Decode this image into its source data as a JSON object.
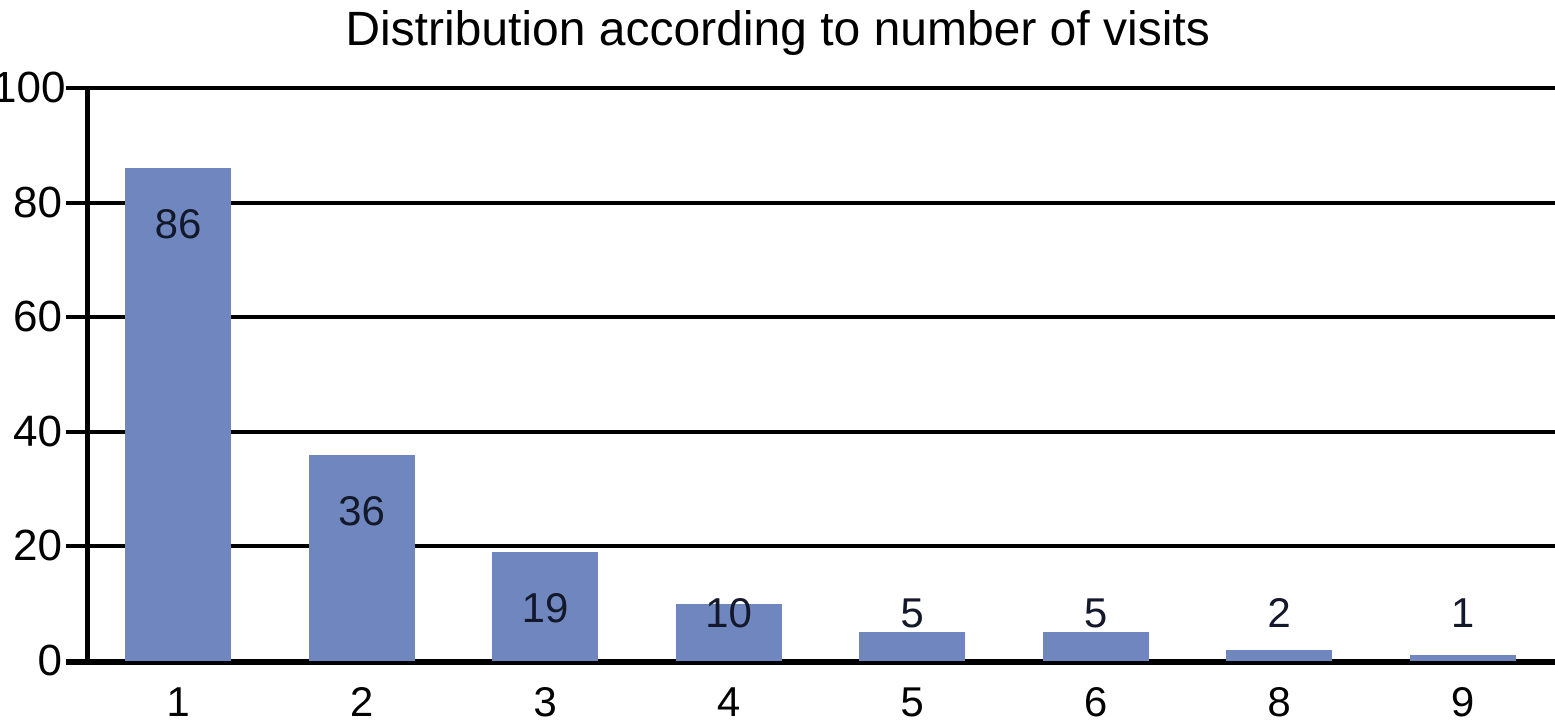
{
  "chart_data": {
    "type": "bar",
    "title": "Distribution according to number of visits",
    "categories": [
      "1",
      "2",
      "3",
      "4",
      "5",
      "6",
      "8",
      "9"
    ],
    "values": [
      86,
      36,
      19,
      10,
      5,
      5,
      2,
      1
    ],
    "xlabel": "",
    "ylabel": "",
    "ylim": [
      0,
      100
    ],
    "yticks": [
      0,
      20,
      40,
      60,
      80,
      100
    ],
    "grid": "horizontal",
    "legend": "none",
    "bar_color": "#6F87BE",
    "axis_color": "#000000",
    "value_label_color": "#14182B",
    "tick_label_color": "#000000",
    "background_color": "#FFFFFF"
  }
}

━━━━━━━━━━

» **WHAT YOU SHOULD DO**
Write out the records above exactly as they stand, leaving out every picture.

» **RESULT FOR THIS EXERCISE**
Decode this image into its source data as a JSON object.
{
  "chart_data": {
    "type": "bar",
    "title": "Distribution according to number of visits",
    "categories": [
      "1",
      "2",
      "3",
      "4",
      "5",
      "6",
      "8",
      "9"
    ],
    "values": [
      86,
      36,
      19,
      10,
      5,
      5,
      2,
      1
    ],
    "xlabel": "",
    "ylabel": "",
    "ylim": [
      0,
      100
    ],
    "yticks": [
      0,
      20,
      40,
      60,
      80,
      100
    ],
    "grid": "horizontal",
    "legend": "none",
    "bar_color": "#6F87BE",
    "axis_color": "#000000",
    "value_label_color": "#14182B",
    "tick_label_color": "#000000",
    "background_color": "#FFFFFF"
  }
}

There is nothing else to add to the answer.